▸ WHAT IS EXPECTED
All the data below goes into the copy word for word, but the pictures don't.

▸ EXERCISE INPUT
* * * * * * * * *
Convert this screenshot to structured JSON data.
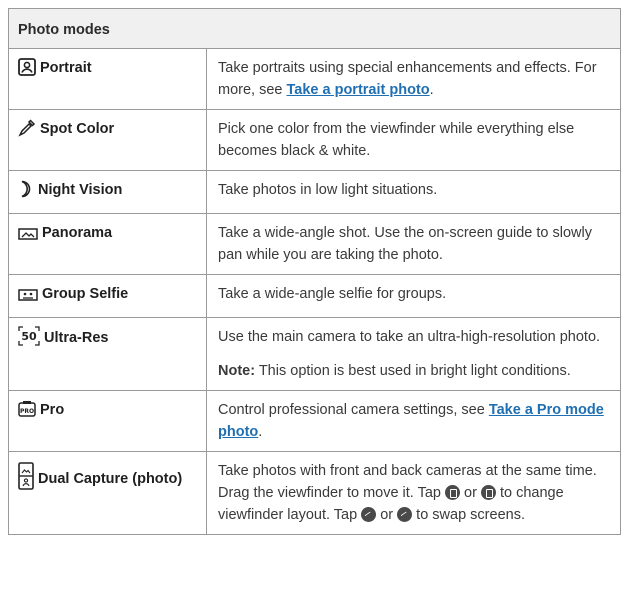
{
  "table": {
    "header": "Photo modes",
    "rows": [
      {
        "icon": "portrait-icon",
        "mode": "Portrait",
        "desc": {
          "text": "Take portraits using special enhancements and effects. For more, see ",
          "link": "Take a portrait photo",
          "after": "."
        }
      },
      {
        "icon": "eyedropper-icon",
        "mode": "Spot Color",
        "desc": {
          "text": "Pick one color from the viewfinder while everything else becomes black & white."
        }
      },
      {
        "icon": "moon-icon",
        "mode": "Night Vision",
        "desc": {
          "text": "Take photos in low light situations."
        }
      },
      {
        "icon": "panorama-icon",
        "mode": "Panorama",
        "desc": {
          "text": "Take a wide-angle shot. Use the on-screen guide to slowly pan while you are taking the photo."
        }
      },
      {
        "icon": "group-selfie-icon",
        "mode": "Group Selfie",
        "desc": {
          "text": "Take a wide-angle selfie for groups."
        }
      },
      {
        "icon": "ultra-res-icon",
        "mode": "Ultra-Res",
        "desc": {
          "text": "Use the main camera to take an ultra-high-resolution photo.",
          "note_label": "Note:",
          "note_text": " This option is best used in bright light conditions."
        }
      },
      {
        "icon": "pro-icon",
        "mode": "Pro",
        "desc": {
          "text": "Control professional camera settings, see ",
          "link": "Take a Pro mode photo",
          "after": "."
        }
      },
      {
        "icon": "dual-capture-icon",
        "mode": "Dual Capture (photo)",
        "desc": {
          "text1": "Take photos with front and back cameras at the same time. Drag the viewfinder to move it. Tap ",
          "or1": " or ",
          "text2": " to change viewfinder layout. Tap ",
          "or2": " or ",
          "text3": " to swap screens."
        }
      }
    ]
  }
}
* * * * * * * * *
▸ WRITTEN RESPONSE
Convert this screenshot to structured JSON data.
{
  "table": {
    "header": "Photo modes",
    "rows": [
      {
        "icon": "portrait-icon",
        "mode": "Portrait",
        "desc": {
          "text": "Take portraits using special enhancements and effects. For more, see ",
          "link": "Take a portrait photo",
          "after": "."
        }
      },
      {
        "icon": "eyedropper-icon",
        "mode": "Spot Color",
        "desc": {
          "text": "Pick one color from the viewfinder while everything else becomes black & white."
        }
      },
      {
        "icon": "moon-icon",
        "mode": "Night Vision",
        "desc": {
          "text": "Take photos in low light situations."
        }
      },
      {
        "icon": "panorama-icon",
        "mode": "Panorama",
        "desc": {
          "text": "Take a wide-angle shot. Use the on-screen guide to slowly pan while you are taking the photo."
        }
      },
      {
        "icon": "group-selfie-icon",
        "mode": "Group Selfie",
        "desc": {
          "text": "Take a wide-angle selfie for groups."
        }
      },
      {
        "icon": "ultra-res-icon",
        "mode": "Ultra-Res",
        "desc": {
          "text": "Use the main camera to take an ultra-high-resolution photo.",
          "note_label": "Note:",
          "note_text": " This option is best used in bright light conditions."
        }
      },
      {
        "icon": "pro-icon",
        "mode": "Pro",
        "desc": {
          "text": "Control professional camera settings, see ",
          "link": "Take a Pro mode photo",
          "after": "."
        }
      },
      {
        "icon": "dual-capture-icon",
        "mode": "Dual Capture (photo)",
        "desc": {
          "text1": "Take photos with front and back cameras at the same time. Drag the viewfinder to move it. Tap ",
          "or1": " or ",
          "text2": " to change viewfinder layout. Tap ",
          "or2": " or ",
          "text3": " to swap screens."
        }
      }
    ]
  }
}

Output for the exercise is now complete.